***** MATERIAL PROVIDED

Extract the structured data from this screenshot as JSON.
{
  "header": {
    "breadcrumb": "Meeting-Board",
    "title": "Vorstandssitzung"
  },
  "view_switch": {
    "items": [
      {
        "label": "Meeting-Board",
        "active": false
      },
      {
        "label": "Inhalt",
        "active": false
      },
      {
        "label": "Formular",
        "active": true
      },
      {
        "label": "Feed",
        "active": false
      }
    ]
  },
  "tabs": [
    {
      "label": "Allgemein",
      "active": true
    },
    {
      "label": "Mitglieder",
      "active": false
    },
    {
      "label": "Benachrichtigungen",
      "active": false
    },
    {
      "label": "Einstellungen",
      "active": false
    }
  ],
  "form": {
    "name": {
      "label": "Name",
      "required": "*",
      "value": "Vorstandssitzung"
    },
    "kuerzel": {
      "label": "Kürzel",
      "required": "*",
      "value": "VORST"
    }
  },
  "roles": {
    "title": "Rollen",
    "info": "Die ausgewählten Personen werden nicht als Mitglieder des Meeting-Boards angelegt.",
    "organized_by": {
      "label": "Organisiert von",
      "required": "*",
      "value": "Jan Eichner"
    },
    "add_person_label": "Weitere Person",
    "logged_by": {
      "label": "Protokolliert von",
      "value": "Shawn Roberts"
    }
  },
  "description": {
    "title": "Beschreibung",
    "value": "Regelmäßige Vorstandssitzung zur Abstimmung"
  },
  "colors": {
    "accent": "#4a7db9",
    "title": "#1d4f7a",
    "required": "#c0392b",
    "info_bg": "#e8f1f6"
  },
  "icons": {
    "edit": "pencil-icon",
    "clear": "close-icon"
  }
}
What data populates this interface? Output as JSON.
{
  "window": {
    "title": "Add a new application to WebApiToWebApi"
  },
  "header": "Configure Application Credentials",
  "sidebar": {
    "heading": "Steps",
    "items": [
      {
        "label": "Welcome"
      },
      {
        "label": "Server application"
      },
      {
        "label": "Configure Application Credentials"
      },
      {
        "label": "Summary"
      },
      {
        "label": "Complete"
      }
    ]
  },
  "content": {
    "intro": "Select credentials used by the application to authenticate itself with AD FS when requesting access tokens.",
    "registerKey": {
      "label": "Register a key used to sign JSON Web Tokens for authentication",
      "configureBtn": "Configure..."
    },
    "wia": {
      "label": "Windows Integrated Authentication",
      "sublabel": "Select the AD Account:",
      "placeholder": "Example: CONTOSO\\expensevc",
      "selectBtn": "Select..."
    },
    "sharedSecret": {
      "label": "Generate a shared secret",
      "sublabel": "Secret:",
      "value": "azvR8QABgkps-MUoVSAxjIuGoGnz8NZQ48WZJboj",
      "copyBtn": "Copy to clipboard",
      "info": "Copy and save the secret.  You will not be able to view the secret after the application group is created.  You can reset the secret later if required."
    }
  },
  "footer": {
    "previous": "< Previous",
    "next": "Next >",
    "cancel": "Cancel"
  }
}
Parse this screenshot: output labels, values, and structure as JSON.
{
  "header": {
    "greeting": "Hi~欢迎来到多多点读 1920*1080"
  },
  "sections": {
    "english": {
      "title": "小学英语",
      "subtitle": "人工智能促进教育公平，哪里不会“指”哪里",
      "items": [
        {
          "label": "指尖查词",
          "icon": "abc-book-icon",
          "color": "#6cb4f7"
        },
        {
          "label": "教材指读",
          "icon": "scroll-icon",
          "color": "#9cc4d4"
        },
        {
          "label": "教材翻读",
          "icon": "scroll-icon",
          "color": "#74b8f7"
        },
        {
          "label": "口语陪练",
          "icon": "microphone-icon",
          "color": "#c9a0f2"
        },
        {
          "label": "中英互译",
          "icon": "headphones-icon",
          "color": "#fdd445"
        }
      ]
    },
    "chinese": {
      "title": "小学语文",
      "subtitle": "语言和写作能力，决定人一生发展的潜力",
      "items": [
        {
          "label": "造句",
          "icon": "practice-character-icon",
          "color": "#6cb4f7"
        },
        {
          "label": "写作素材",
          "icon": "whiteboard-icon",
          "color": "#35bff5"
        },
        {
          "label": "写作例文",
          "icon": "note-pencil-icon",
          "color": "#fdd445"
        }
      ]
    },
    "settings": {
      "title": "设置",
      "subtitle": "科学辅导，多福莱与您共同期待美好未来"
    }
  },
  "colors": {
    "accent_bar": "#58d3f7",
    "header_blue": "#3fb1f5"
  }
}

**********

#### AIM:
Repeat the material above exactly.

#### RESULT:
Extract the structured data from this screenshot as JSON.
{
  "header": {
    "breadcrumb": "Meeting-Board",
    "title": "Vorstandssitzung"
  },
  "view_switch": {
    "items": [
      {
        "label": "Meeting-Board",
        "active": false
      },
      {
        "label": "Inhalt",
        "active": false
      },
      {
        "label": "Formular",
        "active": true
      },
      {
        "label": "Feed",
        "active": false
      }
    ]
  },
  "tabs": [
    {
      "label": "Allgemein",
      "active": true
    },
    {
      "label": "Mitglieder",
      "active": false
    },
    {
      "label": "Benachrichtigungen",
      "active": false
    },
    {
      "label": "Einstellungen",
      "active": false
    }
  ],
  "form": {
    "name": {
      "label": "Name",
      "required": "*",
      "value": "Vorstandssitzung"
    },
    "kuerzel": {
      "label": "Kürzel",
      "required": "*",
      "value": "VORST"
    }
  },
  "roles": {
    "title": "Rollen",
    "info": "Die ausgewählten Personen werden nicht als Mitglieder des Meeting-Boards angelegt.",
    "organized_by": {
      "label": "Organisiert von",
      "required": "*",
      "value": "Jan Eichner"
    },
    "add_person_label": "Weitere Person",
    "logged_by": {
      "label": "Protokolliert von",
      "value": "Shawn Roberts"
    }
  },
  "description": {
    "title": "Beschreibung",
    "value": "Regelmäßige Vorstandssitzung zur Abstimmung"
  },
  "colors": {
    "accent": "#4a7db9",
    "title": "#1d4f7a",
    "required": "#c0392b",
    "info_bg": "#e8f1f6"
  },
  "icons": {
    "edit": "pencil-icon",
    "clear": "close-icon"
  }
}
What data populates this interface? Output as JSON.
{
  "window": {
    "title": "Add a new application to WebApiToWebApi"
  },
  "header": "Configure Application Credentials",
  "sidebar": {
    "heading": "Steps",
    "items": [
      {
        "label": "Welcome"
      },
      {
        "label": "Server application"
      },
      {
        "label": "Configure Application Credentials"
      },
      {
        "label": "Summary"
      },
      {
        "label": "Complete"
      }
    ]
  },
  "content": {
    "intro": "Select credentials used by the application to authenticate itself with AD FS when requesting access tokens.",
    "registerKey": {
      "label": "Register a key used to sign JSON Web Tokens for authentication",
      "configureBtn": "Configure..."
    },
    "wia": {
      "label": "Windows Integrated Authentication",
      "sublabel": "Select the AD Account:",
      "placeholder": "Example: CONTOSO\\expensevc",
      "selectBtn": "Select..."
    },
    "sharedSecret": {
      "label": "Generate a shared secret",
      "sublabel": "Secret:",
      "value": "azvR8QABgkps-MUoVSAxjIuGoGnz8NZQ48WZJboj",
      "copyBtn": "Copy to clipboard",
      "info": "Copy and save the secret.  You will not be able to view the secret after the application group is created.  You can reset the secret later if required."
    }
  },
  "footer": {
    "previous": "< Previous",
    "next": "Next >",
    "cancel": "Cancel"
  }
}
Parse this screenshot: output labels, values, and structure as JSON.
{
  "header": {
    "greeting": "Hi~欢迎来到多多点读 1920*1080"
  },
  "sections": {
    "english": {
      "title": "小学英语",
      "subtitle": "人工智能促进教育公平，哪里不会“指”哪里",
      "items": [
        {
          "label": "指尖查词",
          "icon": "abc-book-icon",
          "color": "#6cb4f7"
        },
        {
          "label": "教材指读",
          "icon": "scroll-icon",
          "color": "#9cc4d4"
        },
        {
          "label": "教材翻读",
          "icon": "scroll-icon",
          "color": "#74b8f7"
        },
        {
          "label": "口语陪练",
          "icon": "microphone-icon",
          "color": "#c9a0f2"
        },
        {
          "label": "中英互译",
          "icon": "headphones-icon",
          "color": "#fdd445"
        }
      ]
    },
    "chinese": {
      "title": "小学语文",
      "subtitle": "语言和写作能力，决定人一生发展的潜力",
      "items": [
        {
          "label": "造句",
          "icon": "practice-character-icon",
          "color": "#6cb4f7"
        },
        {
          "label": "写作素材",
          "icon": "whiteboard-icon",
          "color": "#35bff5"
        },
        {
          "label": "写作例文",
          "icon": "note-pencil-icon",
          "color": "#fdd445"
        }
      ]
    },
    "settings": {
      "title": "设置",
      "subtitle": "科学辅导，多福莱与您共同期待美好未来"
    }
  },
  "colors": {
    "accent_bar": "#58d3f7",
    "header_blue": "#3fb1f5"
  }
}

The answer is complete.